§ **Aim of the exercise**: Leave out the pictures and transcribe everything else exactly.

§ **Data lines**:
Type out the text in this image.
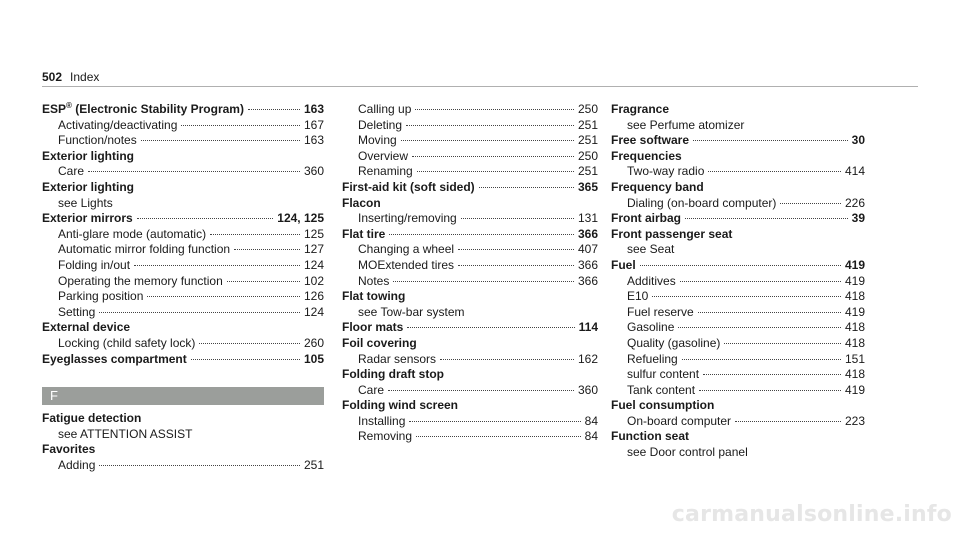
502 Index
ESP® (Electronic Stability Program)	163
Activating/deactivating	167
Function/notes	163
Exterior lighting
Care	360
Exterior lighting
see Lights
Exterior mirrors	124, 125
Anti-glare mode (automatic)	125
Automatic mirror folding function	127
Folding in/out	124
Operating the memory function	102
Parking position	126
Setting	124
External device
Locking (child safety lock)	260
Eyeglasses compartment	105
F
Fatigue detection
see ATTENTION ASSIST
Favorites
Adding	251
Calling up	250
Deleting	251
Moving	251
Overview	250
Renaming	251
First-aid kit (soft sided)	365
Flacon
Inserting/removing	131
Flat tire	366
Changing a wheel	407
MOExtended tires	366
Notes	366
Flat towing
see Tow-bar system
Floor mats	114
Foil covering
Radar sensors	162
Folding draft stop
Care	360
Folding wind screen
Installing	84
Removing	84
Fragrance
see Perfume atomizer
Free software	30
Frequencies
Two-way radio	414
Frequency band
Dialing (on-board computer)	226
Front airbag	39
Front passenger seat
see Seat
Fuel	419
Additives	419
E10	418
Fuel reserve	419
Gasoline	418
Quality (gasoline)	418
Refueling	151
sulfur content	418
Tank content	419
Fuel consumption
On-board computer	223
Function seat
see Door control panel
carmanualsonline.info
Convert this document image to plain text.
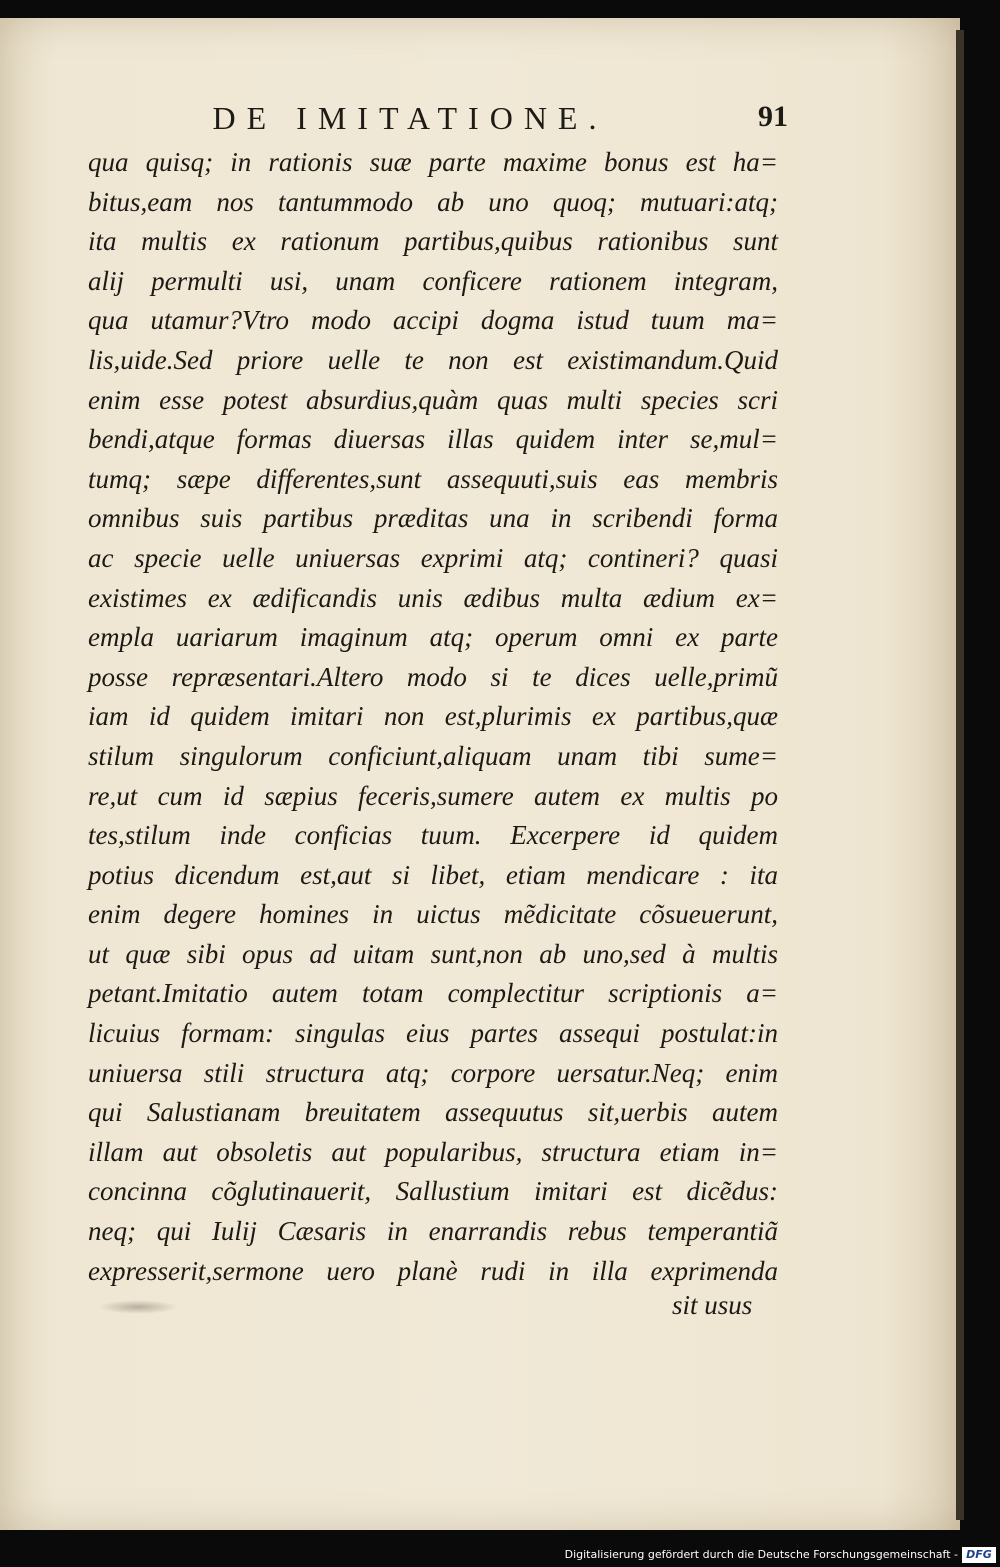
DE IMITATIONE.	91
qua quisq; in rationis suæ parte maxime bonus est ha=
bitus,eam nos tantummodo ab uno quoq; mutuari:atq;
ita multis ex rationum partibus,quibus rationibus sunt
alij permulti usi, unam conficere rationem integram,
qua utamur?Vtro modo accipi dogma istud tuum ma=
lis,uide.Sed priore uelle te non est existimandum.Quid
enim esse potest absurdius,quàm quas multi species scri
bendi,atque formas diuersas illas quidem inter se,mul=
tumq; sæpe differentes,sunt assequuti,suis eas membris
omnibus suis partibus præditas una in scribendi forma
ac specie uelle uniuersas exprimi atq; contineri? quasi
existimes ex ædificandis unis ædibus multa ædium ex=
empla uariarum imaginum atq; operum omni ex parte
posse repræsentari.Altero modo si te dices uelle,primũ
iam id quidem imitari non est,plurimis ex partibus,quæ
stilum singulorum conficiunt,aliquam unam tibi sume=
re,ut cum id sæpius feceris,sumere autem ex multis po
tes,stilum inde conficias tuum. Excerpere id quidem
potius dicendum est,aut si libet, etiam mendicare : ita
enim degere homines in uictus mẽdicitate cõsueuerunt,
ut quæ sibi opus ad uitam sunt,non ab uno,sed à multis
petant.Imitatio autem totam complectitur scriptionis a=
licuius formam: singulas eius partes assequi postulat:in
uniuersa stili structura atq; corpore uersatur.Neq; enim
qui Salustianam breuitatem assequutus sit,uerbis autem
illam aut obsoletis aut popularibus, structura etiam in=
concinna cõglutinauerit, Sallustium imitari est dicẽdus:
neq; qui Iulij Cæsaris in enarrandis rebus temperantiã
expresserit,sermone uero planè rudi in illa exprimenda
sit usus
Digitalisierung gefördert durch die Deutsche Forschungsgemeinschaft - DFG
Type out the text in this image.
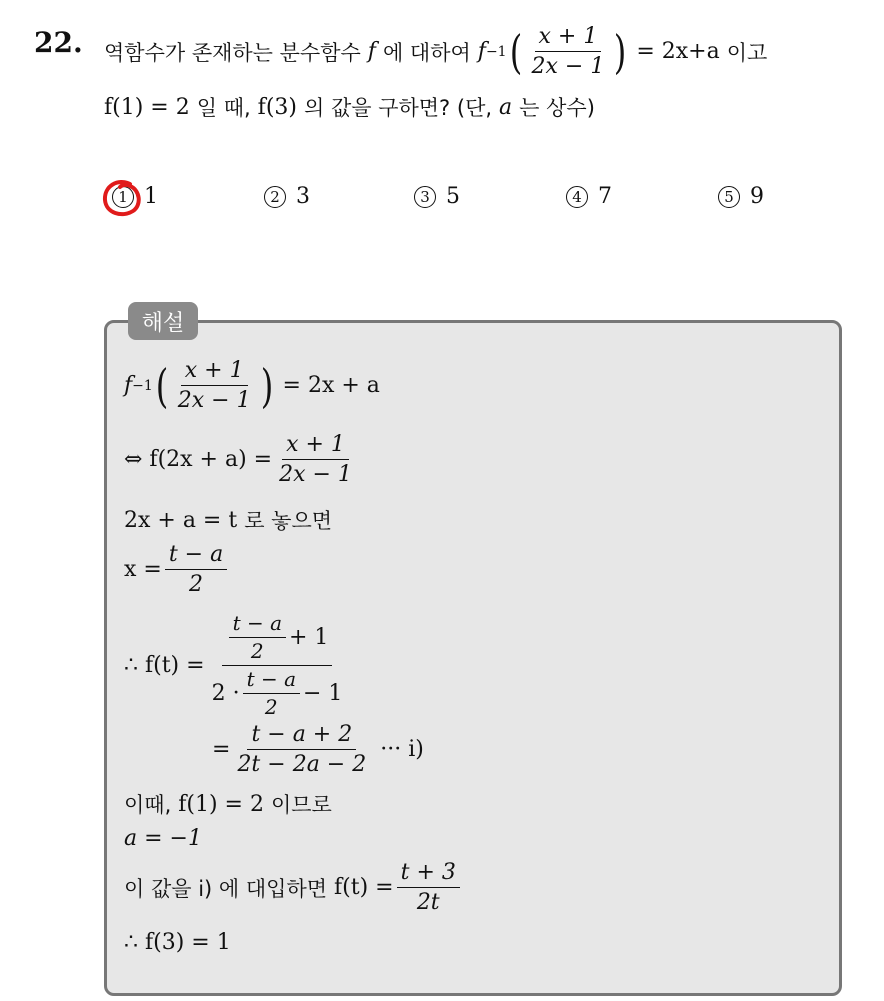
22. 역함수가 존재하는 분수함수
f
에 대하여
f −1 ( $\frac{x + 1}{2x - 1}$ )
= 2x+a
이고
f(1) = 2
일 때,
f(3)
의 값을 구하면? (단,
a
는 상수)
1 1	2 3	3 5	4 7	5 9
해설
f −1 ( $\frac{x + 1}{2x - 1}$ )
= 2x + a
⇔ $f(2x + a) = \frac{x + 1}{2x - 1}$
2x + a = t
로 놓으면
$x = \frac{t - a}{2}$
∴ $f(t) = \frac{\frac{t - a}{2} + 1}{2 \cdot \frac{t - a}{2} - 1}$
= $\frac{t - a + 2}{2t - 2a - 2}$
··· ⅰ)
이때,
f(1) = 2
이므로
a = −1
이 값을 ⅰ) 에 대입하면
$f(t) = \frac{t + 3}{2t}$
∴ f(3) = 1
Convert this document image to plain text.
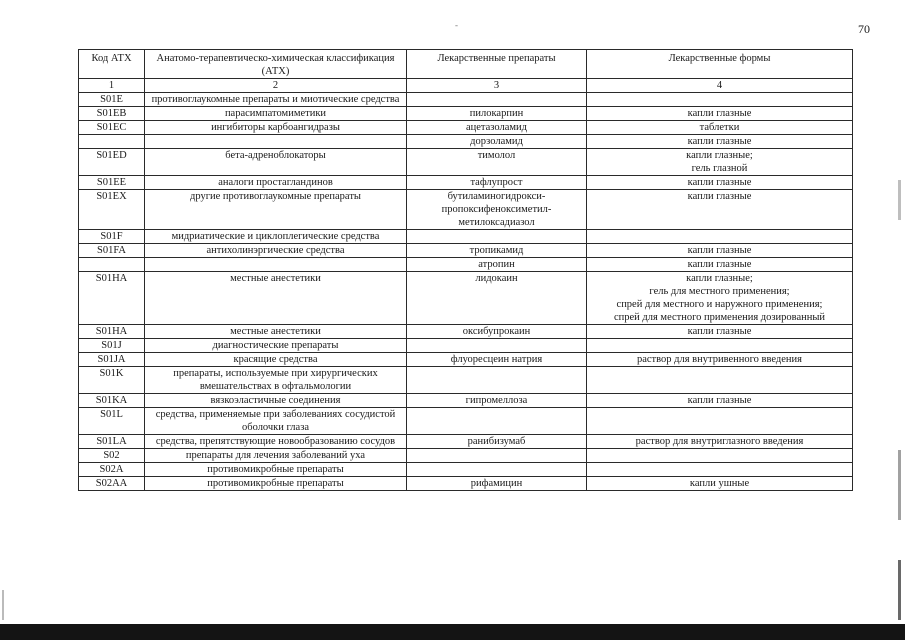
70
-
Код АТХ	Анатомо-терапевтическо-химическая классификация (АТХ)	Лекарственные препараты	Лекарственные формы
1	2	3	4
S01E	противоглаукомные препараты и миотические средства		
S01EB	парасимпатомиметики	пилокарпин	капли глазные
S01EC	ингибиторы карбоангидразы	ацетазоламид	таблетки
		дорзоламид	капли глазные
S01ED	бета-адреноблокаторы	тимолол	капли глазные;
гель глазной
S01EE	аналоги простагландинов	тафлупрост	капли глазные
S01EX	другие противоглаукомные препараты	бутиламиногидрокси-
пропоксифеноксиметил-
метилоксадиазол	капли глазные
S01F	мидриатические и циклоплегические средства		
S01FA	антихолинэргические средства	тропикамид	капли глазные
		атропин	капли глазные
S01HA	местные анестетики	лидокаин	капли глазные;
гель для местного применения;
спрей для местного и наружного применения;
спрей для местного применения дозированный
S01HA	местные анестетики	оксибупрокаин	капли глазные
S01J	диагностические препараты		
S01JA	красящие средства	флуоресцеин натрия	раствор для внутривенного введения
S01K	препараты, используемые при хирургических вмешательствах в офтальмологии		
S01KA	вязкоэластичные соединения	гипромеллоза	капли глазные
S01L	средства, применяемые при заболеваниях сосудистой оболочки глаза		
S01LA	средства, препятствующие новообразованию сосудов	ранибизумаб	раствор для внутриглазного введения
S02	препараты для лечения заболеваний уха		
S02A	противомикробные препараты		
S02AA	противомикробные препараты	рифамицин	капли ушные
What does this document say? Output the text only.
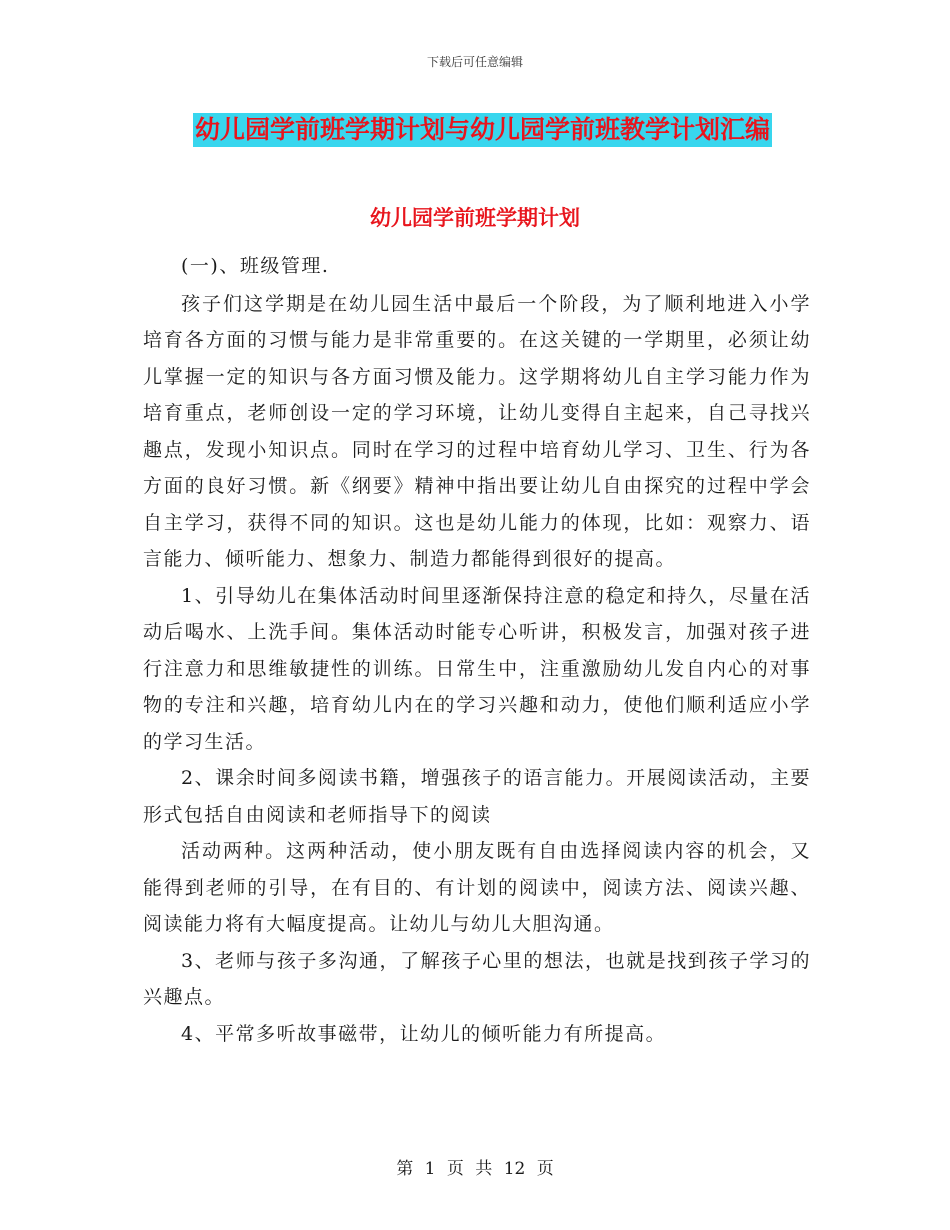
下载后可任意编辑
幼儿园学前班学期计划与幼儿园学前班教学计划汇编
幼儿园学前班学期计划

(一)、班级管理.

孩子们这学期是在幼儿园生活中最后一个阶段，为了顺利地进入小学培育各方面的习惯与能力是非常重要的。在这关键的一学期里，必须让幼儿掌握一定的知识与各方面习惯及能力。这学期将幼儿自主学习能力作为培育重点，老师创设一定的学习环境，让幼儿变得自主起来，自己寻找兴趣点，发现小知识点。同时在学习的过程中培育幼儿学习、卫生、行为各方面的良好习惯。新《纲要》精神中指出要让幼儿自由探究的过程中学会自主学习，获得不同的知识。这也是幼儿能力的体现，比如：观察力、语言能力、倾听能力、想象力、制造力都能得到很好的提高。

1、引导幼儿在集体活动时间里逐渐保持注意的稳定和持久，尽量在活动后喝水、上洗手间。集体活动时能专心听讲，积极发言，加强对孩子进行注意力和思维敏捷性的训练。日常生中，注重激励幼儿发自内心的对事物的专注和兴趣，培育幼儿内在的学习兴趣和动力，使他们顺利适应小学的学习生活。

2、课余时间多阅读书籍，增强孩子的语言能力。开展阅读活动，主要形式包括自由阅读和老师指导下的阅读

活动两种。这两种活动，使小朋友既有自由选择阅读内容的机会，又能得到老师的引导，在有目的、有计划的阅读中，阅读方法、阅读兴趣、阅读能力将有大幅度提高。让幼儿与幼儿大胆沟通。

3、老师与孩子多沟通，了解孩子心里的想法，也就是找到孩子学习的兴趣点。

4、平常多听故事磁带，让幼儿的倾听能力有所提高。

第 1 页 共 12 页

§ **Exercise solution**:
Type out the text in this image.
502 Index
ESP® (Electronic Stability Program)	163
Activating/deactivating	167
Function/notes	163
Exterior lighting
Care	360
Exterior lighting
see Lights
Exterior mirrors	124, 125
Anti-glare mode (automatic)	125
Automatic mirror folding function	127
Folding in/out	124
Operating the memory function	102
Parking position	126
Setting	124
External device
Locking (child safety lock)	260
Eyeglasses compartment	105
F
Fatigue detection
see ATTENTION ASSIST
Favorites
Adding	251
Calling up	250
Deleting	251
Moving	251
Overview	250
Renaming	251
First-aid kit (soft sided)	365
Flacon
Inserting/removing	131
Flat tire	366
Changing a wheel	407
MOExtended tires	366
Notes	366
Flat towing
see Tow-bar system
Floor mats	114
Foil covering
Radar sensors	162
Folding draft stop
Care	360
Folding wind screen
Installing	84
Removing	84
Fragrance
see Perfume atomizer
Free software	30
Frequencies
Two-way radio	414
Frequency band
Dialing (on-board computer)	226
Front airbag	39
Front passenger seat
see Seat
Fuel	419
Additives	419
E10	418
Fuel reserve	419
Gasoline	418
Quality (gasoline)	418
Refueling	151
sulfur content	418
Tank content	419
Fuel consumption
On-board computer	223
Function seat
see Door control panel
carmanualsonline.info
Convert this document image to plain text.
DE IMITATIONE.	91
qua quisq; in rationis suæ parte maxime bonus est ha=
bitus,eam nos tantummodo ab uno quoq; mutuari:atq;
ita multis ex rationum partibus,quibus rationibus sunt
alij permulti usi, unam conficere rationem integram,
qua utamur?Vtro modo accipi dogma istud tuum ma=
lis,uide.Sed priore uelle te non est existimandum.Quid
enim esse potest absurdius,quàm quas multi species scri
bendi,atque formas diuersas illas quidem inter se,mul=
tumq; sæpe differentes,sunt assequuti,suis eas membris
omnibus suis partibus præditas una in scribendi forma
ac specie uelle uniuersas exprimi atq; contineri? quasi
existimes ex ædificandis unis ædibus multa ædium ex=
empla uariarum imaginum atq; operum omni ex parte
posse repræsentari.Altero modo si te dices uelle,primũ
iam id quidem imitari non est,plurimis ex partibus,quæ
stilum singulorum conficiunt,aliquam unam tibi sume=
re,ut cum id sæpius feceris,sumere autem ex multis po
tes,stilum inde conficias tuum. Excerpere id quidem
potius dicendum est,aut si libet, etiam mendicare : ita
enim degere homines in uictus mẽdicitate cõsueuerunt,
ut quæ sibi opus ad uitam sunt,non ab uno,sed à multis
petant.Imitatio autem totam complectitur scriptionis a=
licuius formam: singulas eius partes assequi postulat:in
uniuersa stili structura atq; corpore uersatur.Neq; enim
qui Salustianam breuitatem assequutus sit,uerbis autem
illam aut obsoletis aut popularibus, structura etiam in=
concinna cõglutinauerit, Sallustium imitari est dicẽdus:
neq; qui Iulij Cæsaris in enarrandis rebus temperantiã
expresserit,sermone uero planè rudi in illa exprimenda
sit usus
Digitalisierung gefördert durch die Deutsche Forschungsgemeinschaft - DFG
Type out the text in this image.
22. 역함수가 존재하는 분수함수
f
에 대하여
f −1 ( $\frac{x + 1}{2x - 1}$ )
= 2x+a
이고
f(1) = 2
일 때,
f(3)
의 값을 구하면? (단,
a
는 상수)
1 1	2 3	3 5	4 7	5 9
해설
f −1 ( $\frac{x + 1}{2x - 1}$ )
= 2x + a
⇔ $f(2x + a) = \frac{x + 1}{2x - 1}$
2x + a = t
로 놓으면
$x = \frac{t - a}{2}$
∴ $f(t) = \frac{\frac{t - a}{2} + 1}{2 \cdot \frac{t - a}{2} - 1}$
= $\frac{t - a + 2}{2t - 2a - 2}$
··· ⅰ)
이때,
f(1) = 2
이므로
a = −1
이 값을 ⅰ) 에 대입하면
$f(t) = \frac{t + 3}{2t}$
∴ f(3) = 1
Convert this document image to plain text.
70
-
Код АТХ	Анатомо-терапевтическо-химическая классификация (АТХ)	Лекарственные препараты	Лекарственные формы
1	2	3	4
S01E	противоглаукомные препараты и миотические средства		
S01EB	парасимпатомиметики	пилокарпин	капли глазные
S01EC	ингибиторы карбоангидразы	ацетазоламид	таблетки
		дорзоламид	капли глазные
S01ED	бета-адреноблокаторы	тимолол	капли глазные;
гель глазной
S01EE	аналоги простагландинов	тафлупрост	капли глазные
S01EX	другие противоглаукомные препараты	бутиламиногидрокси-
пропоксифеноксиметил-
метилоксадиазол	капли глазные
S01F	мидриатические и циклоплегические средства		
S01FA	антихолинэргические средства	тропикамид	капли глазные
		атропин	капли глазные
S01HA	местные анестетики	лидокаин	капли глазные;
гель для местного применения;
спрей для местного и наружного применения;
спрей для местного применения дозированный
S01HA	местные анестетики	оксибупрокаин	капли глазные
S01J	диагностические препараты		
S01JA	красящие средства	флуоресцеин натрия	раствор для внутривенного введения
S01K	препараты, используемые при хирургических вмешательствах в офтальмологии		
S01KA	вязкоэластичные соединения	гипромеллоза	капли глазные
S01L	средства, применяемые при заболеваниях сосудистой оболочки глаза		
S01LA	средства, препятствующие новообразованию сосудов	ранибизумаб	раствор для внутриглазного введения
S02	препараты для лечения заболеваний уха		
S02A	противомикробные препараты		
S02AA	противомикробные препараты	рифамицин	капли ушные
What does this document say? Output the text only.
下载后可任意编辑
幼儿园学前班学期计划与幼儿园学前班教学计划汇编
幼儿园学前班学期计划

(一)、班级管理.

孩子们这学期是在幼儿园生活中最后一个阶段，为了顺利地进入小学培育各方面的习惯与能力是非常重要的。在这关键的一学期里，必须让幼儿掌握一定的知识与各方面习惯及能力。这学期将幼儿自主学习能力作为培育重点，老师创设一定的学习环境，让幼儿变得自主起来，自己寻找兴趣点，发现小知识点。同时在学习的过程中培育幼儿学习、卫生、行为各方面的良好习惯。新《纲要》精神中指出要让幼儿自由探究的过程中学会自主学习，获得不同的知识。这也是幼儿能力的体现，比如：观察力、语言能力、倾听能力、想象力、制造力都能得到很好的提高。

1、引导幼儿在集体活动时间里逐渐保持注意的稳定和持久，尽量在活动后喝水、上洗手间。集体活动时能专心听讲，积极发言，加强对孩子进行注意力和思维敏捷性的训练。日常生中，注重激励幼儿发自内心的对事物的专注和兴趣，培育幼儿内在的学习兴趣和动力，使他们顺利适应小学的学习生活。

2、课余时间多阅读书籍，增强孩子的语言能力。开展阅读活动，主要形式包括自由阅读和老师指导下的阅读

活动两种。这两种活动，使小朋友既有自由选择阅读内容的机会，又能得到老师的引导，在有目的、有计划的阅读中，阅读方法、阅读兴趣、阅读能力将有大幅度提高。让幼儿与幼儿大胆沟通。

3、老师与孩子多沟通，了解孩子心里的想法，也就是找到孩子学习的兴趣点。

4、平常多听故事磁带，让幼儿的倾听能力有所提高。

第 1 页 共 12 页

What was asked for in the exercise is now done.